> [Requirements]:
Below are some records; give them all again exactly, but not the pictures.

Material for this task start

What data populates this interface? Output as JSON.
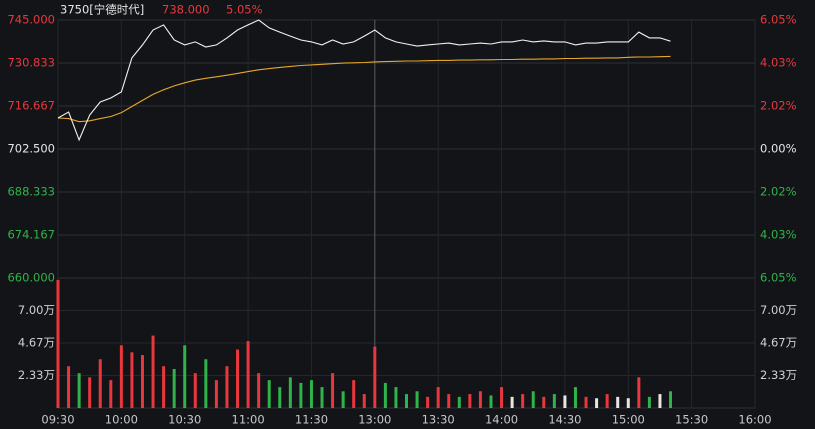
{
  "chart_data": {
    "type": "intraday",
    "title": "3750[宁德时代]",
    "price_text": "738.000",
    "change_text": "5.05%",
    "grid": true,
    "up_color": "#e8383d",
    "down_color": "#2fb34a",
    "flat_color": "#e6e6e6",
    "time_ticks": [
      "09:30",
      "10:00",
      "10:30",
      "11:00",
      "11:30",
      "13:00",
      "13:30",
      "14:00",
      "14:30",
      "15:00",
      "15:30",
      "16:00"
    ],
    "x": [
      "09:30",
      "09:35",
      "09:40",
      "09:45",
      "09:50",
      "09:55",
      "10:00",
      "10:05",
      "10:10",
      "10:15",
      "10:20",
      "10:25",
      "10:30",
      "10:35",
      "10:40",
      "10:45",
      "10:50",
      "10:55",
      "11:00",
      "11:05",
      "11:10",
      "11:15",
      "11:20",
      "11:25",
      "11:30",
      "11:45",
      "12:00",
      "12:15",
      "12:30",
      "12:45",
      "13:00",
      "13:05",
      "13:10",
      "13:15",
      "13:20",
      "13:25",
      "13:30",
      "13:35",
      "13:40",
      "13:45",
      "13:50",
      "13:55",
      "14:00",
      "14:05",
      "14:10",
      "14:15",
      "14:20",
      "14:25",
      "14:30",
      "14:35",
      "14:40",
      "14:45",
      "14:50",
      "14:55",
      "15:00",
      "15:05",
      "15:10",
      "15:15",
      "15:20"
    ],
    "price": {
      "color": "#f2f2f2",
      "values": [
        712.7,
        714.7,
        705.5,
        713.7,
        718.0,
        719.3,
        721.3,
        732.5,
        736.8,
        741.7,
        743.4,
        738.4,
        736.8,
        737.8,
        736.1,
        736.8,
        739.1,
        741.7,
        743.4,
        745.0,
        742.4,
        741.0,
        739.7,
        738.4,
        737.8,
        736.8,
        738.4,
        737.1,
        737.8,
        739.7,
        741.7,
        739.1,
        737.8,
        737.1,
        736.4,
        736.8,
        737.1,
        737.4,
        736.8,
        737.1,
        737.4,
        737.1,
        737.8,
        737.8,
        738.4,
        737.8,
        738.1,
        737.8,
        737.8,
        736.8,
        737.4,
        737.4,
        737.8,
        737.8,
        737.8,
        741.0,
        739.1,
        739.1,
        738.0
      ]
    },
    "average": {
      "color": "#e6a82a",
      "values": [
        712.7,
        712.5,
        711.5,
        711.8,
        712.5,
        713.2,
        714.5,
        716.5,
        718.5,
        720.5,
        722.0,
        723.3,
        724.3,
        725.2,
        725.8,
        726.3,
        726.8,
        727.4,
        728.0,
        728.6,
        729.0,
        729.4,
        729.7,
        730.0,
        730.2,
        730.4,
        730.6,
        730.8,
        730.9,
        731.0,
        731.2,
        731.3,
        731.4,
        731.5,
        731.5,
        731.6,
        731.7,
        731.7,
        731.8,
        731.8,
        731.9,
        731.9,
        732.0,
        732.0,
        732.1,
        732.1,
        732.2,
        732.2,
        732.3,
        732.3,
        732.4,
        732.4,
        732.5,
        732.5,
        732.7,
        732.8,
        732.8,
        732.9,
        733.0
      ]
    },
    "ylim": [
      660,
      745
    ],
    "yticks": [
      {
        "value": 745,
        "label": "745.000"
      },
      {
        "value": 730.833,
        "label": "730.833"
      },
      {
        "value": 716.667,
        "label": "716.667"
      },
      {
        "value": 702.5,
        "label": "702.500"
      },
      {
        "value": 688.333,
        "label": "688.333"
      },
      {
        "value": 674.167,
        "label": "674.167"
      },
      {
        "value": 660,
        "label": "660.000"
      }
    ],
    "y2lim": [
      -6.05,
      6.05
    ],
    "y2ticks": [
      {
        "value": 6.05,
        "label": "6.05%"
      },
      {
        "value": 4.03,
        "label": "4.03%"
      },
      {
        "value": 2.02,
        "label": "2.02%"
      },
      {
        "value": 0,
        "label": "0.00%"
      },
      {
        "value": -2.02,
        "label": "2.02%"
      },
      {
        "value": -4.03,
        "label": "4.03%"
      },
      {
        "value": -6.05,
        "label": "6.05%"
      }
    ],
    "volume": {
      "values": [
        92000,
        30000,
        25000,
        22000,
        35000,
        20000,
        45000,
        40000,
        38000,
        52000,
        30000,
        28000,
        45000,
        25000,
        35000,
        20000,
        30000,
        42000,
        48000,
        25000,
        20000,
        15000,
        22000,
        18000,
        20000,
        15000,
        25000,
        12000,
        20000,
        10000,
        44000,
        18000,
        15000,
        10000,
        12000,
        8000,
        15000,
        10000,
        8000,
        10000,
        12000,
        9000,
        15000,
        8000,
        10000,
        12000,
        8000,
        10000,
        9000,
        15000,
        8000,
        7000,
        10000,
        8000,
        7000,
        22000,
        8000,
        10000,
        12000
      ],
      "ylim": [
        0,
        93333
      ],
      "yticks": [
        {
          "value": 70000,
          "label": "7.00万"
        },
        {
          "value": 46667,
          "label": "4.67万"
        },
        {
          "value": 23333,
          "label": "2.33万"
        }
      ]
    }
  }
}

Material for this task end

> [Solution for this problem]:
What data populates this interface? Output as JSON.
{
  "chart_data": {
    "type": "intraday",
    "title": "3750[宁德时代]",
    "price_text": "738.000",
    "change_text": "5.05%",
    "grid": true,
    "up_color": "#e8383d",
    "down_color": "#2fb34a",
    "flat_color": "#e6e6e6",
    "time_ticks": [
      "09:30",
      "10:00",
      "10:30",
      "11:00",
      "11:30",
      "13:00",
      "13:30",
      "14:00",
      "14:30",
      "15:00",
      "15:30",
      "16:00"
    ],
    "x": [
      "09:30",
      "09:35",
      "09:40",
      "09:45",
      "09:50",
      "09:55",
      "10:00",
      "10:05",
      "10:10",
      "10:15",
      "10:20",
      "10:25",
      "10:30",
      "10:35",
      "10:40",
      "10:45",
      "10:50",
      "10:55",
      "11:00",
      "11:05",
      "11:10",
      "11:15",
      "11:20",
      "11:25",
      "11:30",
      "11:45",
      "12:00",
      "12:15",
      "12:30",
      "12:45",
      "13:00",
      "13:05",
      "13:10",
      "13:15",
      "13:20",
      "13:25",
      "13:30",
      "13:35",
      "13:40",
      "13:45",
      "13:50",
      "13:55",
      "14:00",
      "14:05",
      "14:10",
      "14:15",
      "14:20",
      "14:25",
      "14:30",
      "14:35",
      "14:40",
      "14:45",
      "14:50",
      "14:55",
      "15:00",
      "15:05",
      "15:10",
      "15:15",
      "15:20"
    ],
    "price": {
      "color": "#f2f2f2",
      "values": [
        712.7,
        714.7,
        705.5,
        713.7,
        718.0,
        719.3,
        721.3,
        732.5,
        736.8,
        741.7,
        743.4,
        738.4,
        736.8,
        737.8,
        736.1,
        736.8,
        739.1,
        741.7,
        743.4,
        745.0,
        742.4,
        741.0,
        739.7,
        738.4,
        737.8,
        736.8,
        738.4,
        737.1,
        737.8,
        739.7,
        741.7,
        739.1,
        737.8,
        737.1,
        736.4,
        736.8,
        737.1,
        737.4,
        736.8,
        737.1,
        737.4,
        737.1,
        737.8,
        737.8,
        738.4,
        737.8,
        738.1,
        737.8,
        737.8,
        736.8,
        737.4,
        737.4,
        737.8,
        737.8,
        737.8,
        741.0,
        739.1,
        739.1,
        738.0
      ]
    },
    "average": {
      "color": "#e6a82a",
      "values": [
        712.7,
        712.5,
        711.5,
        711.8,
        712.5,
        713.2,
        714.5,
        716.5,
        718.5,
        720.5,
        722.0,
        723.3,
        724.3,
        725.2,
        725.8,
        726.3,
        726.8,
        727.4,
        728.0,
        728.6,
        729.0,
        729.4,
        729.7,
        730.0,
        730.2,
        730.4,
        730.6,
        730.8,
        730.9,
        731.0,
        731.2,
        731.3,
        731.4,
        731.5,
        731.5,
        731.6,
        731.7,
        731.7,
        731.8,
        731.8,
        731.9,
        731.9,
        732.0,
        732.0,
        732.1,
        732.1,
        732.2,
        732.2,
        732.3,
        732.3,
        732.4,
        732.4,
        732.5,
        732.5,
        732.7,
        732.8,
        732.8,
        732.9,
        733.0
      ]
    },
    "ylim": [
      660,
      745
    ],
    "yticks": [
      {
        "value": 745,
        "label": "745.000"
      },
      {
        "value": 730.833,
        "label": "730.833"
      },
      {
        "value": 716.667,
        "label": "716.667"
      },
      {
        "value": 702.5,
        "label": "702.500"
      },
      {
        "value": 688.333,
        "label": "688.333"
      },
      {
        "value": 674.167,
        "label": "674.167"
      },
      {
        "value": 660,
        "label": "660.000"
      }
    ],
    "y2lim": [
      -6.05,
      6.05
    ],
    "y2ticks": [
      {
        "value": 6.05,
        "label": "6.05%"
      },
      {
        "value": 4.03,
        "label": "4.03%"
      },
      {
        "value": 2.02,
        "label": "2.02%"
      },
      {
        "value": 0,
        "label": "0.00%"
      },
      {
        "value": -2.02,
        "label": "2.02%"
      },
      {
        "value": -4.03,
        "label": "4.03%"
      },
      {
        "value": -6.05,
        "label": "6.05%"
      }
    ],
    "volume": {
      "values": [
        92000,
        30000,
        25000,
        22000,
        35000,
        20000,
        45000,
        40000,
        38000,
        52000,
        30000,
        28000,
        45000,
        25000,
        35000,
        20000,
        30000,
        42000,
        48000,
        25000,
        20000,
        15000,
        22000,
        18000,
        20000,
        15000,
        25000,
        12000,
        20000,
        10000,
        44000,
        18000,
        15000,
        10000,
        12000,
        8000,
        15000,
        10000,
        8000,
        10000,
        12000,
        9000,
        15000,
        8000,
        10000,
        12000,
        8000,
        10000,
        9000,
        15000,
        8000,
        7000,
        10000,
        8000,
        7000,
        22000,
        8000,
        10000,
        12000
      ],
      "ylim": [
        0,
        93333
      ],
      "yticks": [
        {
          "value": 70000,
          "label": "7.00万"
        },
        {
          "value": 46667,
          "label": "4.67万"
        },
        {
          "value": 23333,
          "label": "2.33万"
        }
      ]
    }
  }
}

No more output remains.